Set down the records once more, please, exactly and with the pictures left out.

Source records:
....
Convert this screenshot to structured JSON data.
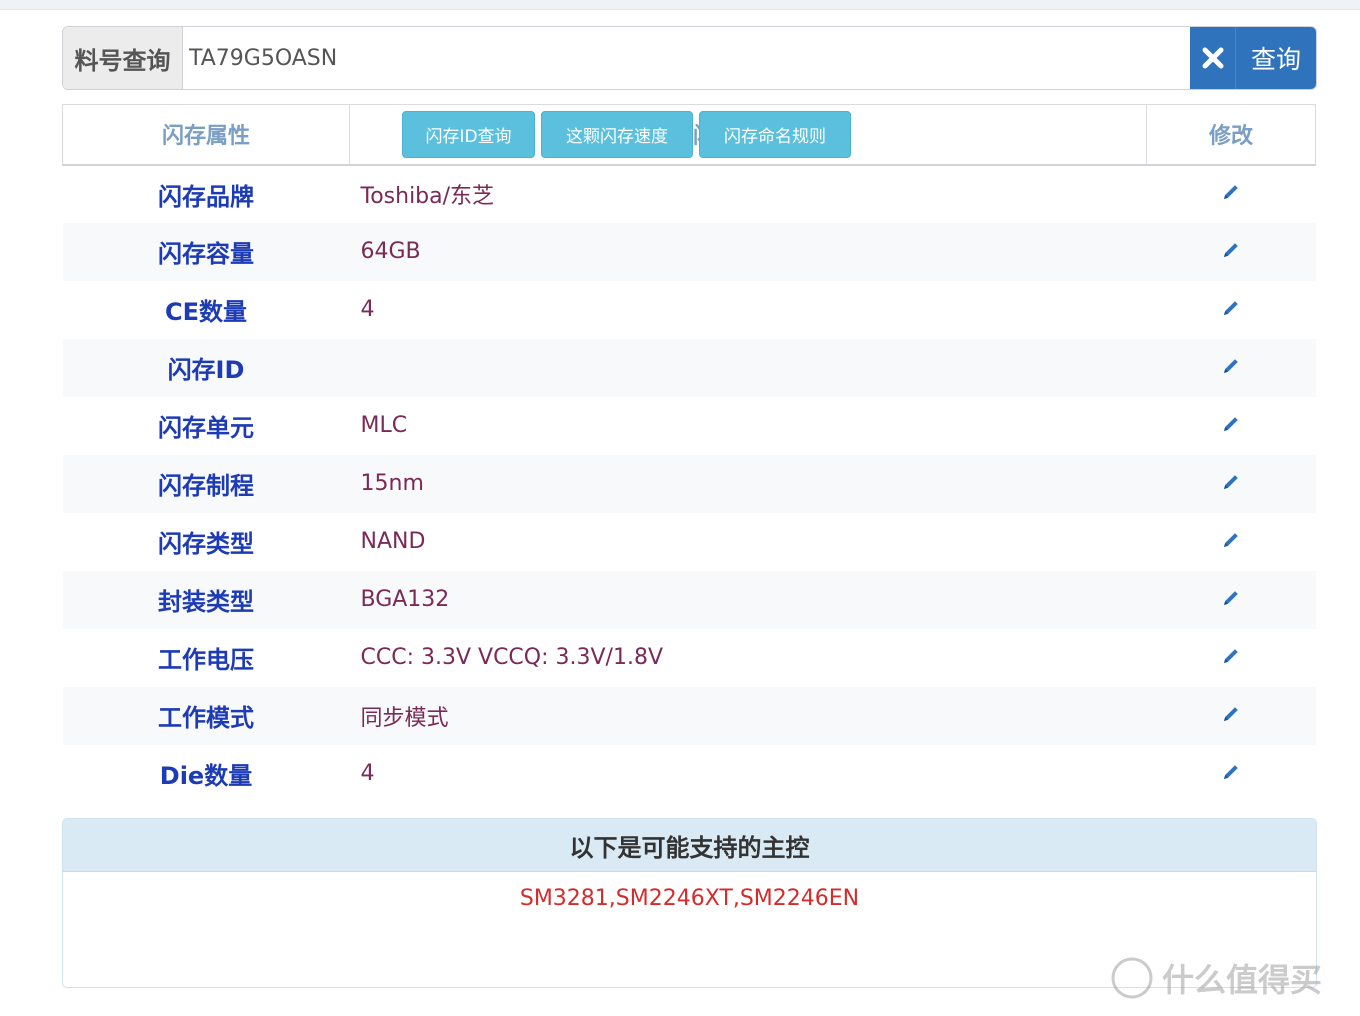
{
  "search": {
    "label": "料号查询",
    "value": "TA79G5OASN",
    "button_label": "查询"
  },
  "table": {
    "headers": [
      "闪存属性",
      "闪存属性值",
      "修改"
    ],
    "rows": [
      {
        "prop": "闪存品牌",
        "value": "Toshiba/东芝"
      },
      {
        "prop": "闪存容量",
        "value": "64GB"
      },
      {
        "prop": "CE数量",
        "value": "4"
      },
      {
        "prop": "闪存ID",
        "value": ""
      },
      {
        "prop": "闪存单元",
        "value": "MLC"
      },
      {
        "prop": "闪存制程",
        "value": "15nm"
      },
      {
        "prop": "闪存类型",
        "value": "NAND"
      },
      {
        "prop": "封装类型",
        "value": "BGA132"
      },
      {
        "prop": "工作电压",
        "value": "CCC: 3.3V VCCQ: 3.3V/1.8V"
      },
      {
        "prop": "工作模式",
        "value": "同步模式"
      },
      {
        "prop": "Die数量",
        "value": "4"
      }
    ]
  },
  "controllers": {
    "title": "以下是可能支持的主控",
    "list": "SM3281,SM2246XT,SM2246EN",
    "buttons": [
      "闪存ID查询",
      "这颗闪存速度",
      "闪存命名规则"
    ]
  },
  "watermark": {
    "text": "什么值得买",
    "logo_char": "值"
  },
  "colors": {
    "accent_blue": "#2f73bd",
    "prop_text": "#1d3bb5",
    "value_text": "#7a2a57",
    "controller_red": "#d52b2b",
    "info_button": "#5bc0de"
  }
}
....
- [Solution to this task]:
Convert this screenshot to structured JSON data.
{
  "search": {
    "label": "料号查询",
    "value": "TA79G5OASN",
    "button_label": "查询"
  },
  "table": {
    "headers": [
      "闪存属性",
      "闪存属性值",
      "修改"
    ],
    "rows": [
      {
        "prop": "闪存品牌",
        "value": "Toshiba/东芝"
      },
      {
        "prop": "闪存容量",
        "value": "64GB"
      },
      {
        "prop": "CE数量",
        "value": "4"
      },
      {
        "prop": "闪存ID",
        "value": ""
      },
      {
        "prop": "闪存单元",
        "value": "MLC"
      },
      {
        "prop": "闪存制程",
        "value": "15nm"
      },
      {
        "prop": "闪存类型",
        "value": "NAND"
      },
      {
        "prop": "封装类型",
        "value": "BGA132"
      },
      {
        "prop": "工作电压",
        "value": "CCC: 3.3V VCCQ: 3.3V/1.8V"
      },
      {
        "prop": "工作模式",
        "value": "同步模式"
      },
      {
        "prop": "Die数量",
        "value": "4"
      }
    ]
  },
  "controllers": {
    "title": "以下是可能支持的主控",
    "list": "SM3281,SM2246XT,SM2246EN",
    "buttons": [
      "闪存ID查询",
      "这颗闪存速度",
      "闪存命名规则"
    ]
  },
  "watermark": {
    "text": "什么值得买",
    "logo_char": "值"
  },
  "colors": {
    "accent_blue": "#2f73bd",
    "prop_text": "#1d3bb5",
    "value_text": "#7a2a57",
    "controller_red": "#d52b2b",
    "info_button": "#5bc0de"
  }
}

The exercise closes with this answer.